To do:
Please copy all the lines that follow, word for word.

Material provided:
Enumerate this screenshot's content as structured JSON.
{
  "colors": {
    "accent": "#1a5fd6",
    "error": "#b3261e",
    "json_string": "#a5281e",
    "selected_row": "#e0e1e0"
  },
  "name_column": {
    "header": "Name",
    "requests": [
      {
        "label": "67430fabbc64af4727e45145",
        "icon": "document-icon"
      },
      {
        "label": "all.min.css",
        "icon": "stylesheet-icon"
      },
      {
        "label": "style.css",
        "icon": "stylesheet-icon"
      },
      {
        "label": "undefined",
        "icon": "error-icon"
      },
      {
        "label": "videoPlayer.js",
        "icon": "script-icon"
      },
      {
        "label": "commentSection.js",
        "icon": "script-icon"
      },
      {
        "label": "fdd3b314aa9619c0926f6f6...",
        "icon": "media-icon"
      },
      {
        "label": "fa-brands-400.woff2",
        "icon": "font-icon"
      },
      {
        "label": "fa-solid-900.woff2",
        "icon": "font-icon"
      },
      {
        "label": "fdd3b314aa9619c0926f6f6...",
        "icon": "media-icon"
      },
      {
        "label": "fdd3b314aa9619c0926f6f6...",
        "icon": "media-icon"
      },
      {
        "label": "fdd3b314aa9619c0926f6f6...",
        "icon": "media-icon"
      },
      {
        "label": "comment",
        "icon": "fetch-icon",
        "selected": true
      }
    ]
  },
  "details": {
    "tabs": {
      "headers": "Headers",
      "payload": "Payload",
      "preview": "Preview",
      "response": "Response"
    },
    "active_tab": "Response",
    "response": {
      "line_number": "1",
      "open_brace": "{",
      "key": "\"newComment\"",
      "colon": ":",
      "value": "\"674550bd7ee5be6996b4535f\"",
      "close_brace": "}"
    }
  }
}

Exercise result:
Enumerate this screenshot's content as structured JSON.
{
  "colors": {
    "accent": "#1a5fd6",
    "error": "#b3261e",
    "json_string": "#a5281e",
    "selected_row": "#e0e1e0"
  },
  "name_column": {
    "header": "Name",
    "requests": [
      {
        "label": "67430fabbc64af4727e45145",
        "icon": "document-icon"
      },
      {
        "label": "all.min.css",
        "icon": "stylesheet-icon"
      },
      {
        "label": "style.css",
        "icon": "stylesheet-icon"
      },
      {
        "label": "undefined",
        "icon": "error-icon"
      },
      {
        "label": "videoPlayer.js",
        "icon": "script-icon"
      },
      {
        "label": "commentSection.js",
        "icon": "script-icon"
      },
      {
        "label": "fdd3b314aa9619c0926f6f6...",
        "icon": "media-icon"
      },
      {
        "label": "fa-brands-400.woff2",
        "icon": "font-icon"
      },
      {
        "label": "fa-solid-900.woff2",
        "icon": "font-icon"
      },
      {
        "label": "fdd3b314aa9619c0926f6f6...",
        "icon": "media-icon"
      },
      {
        "label": "fdd3b314aa9619c0926f6f6...",
        "icon": "media-icon"
      },
      {
        "label": "fdd3b314aa9619c0926f6f6...",
        "icon": "media-icon"
      },
      {
        "label": "comment",
        "icon": "fetch-icon",
        "selected": true
      }
    ]
  },
  "details": {
    "tabs": {
      "headers": "Headers",
      "payload": "Payload",
      "preview": "Preview",
      "response": "Response"
    },
    "active_tab": "Response",
    "response": {
      "line_number": "1",
      "open_brace": "{",
      "key": "\"newComment\"",
      "colon": ":",
      "value": "\"674550bd7ee5be6996b4535f\"",
      "close_brace": "}"
    }
  }
}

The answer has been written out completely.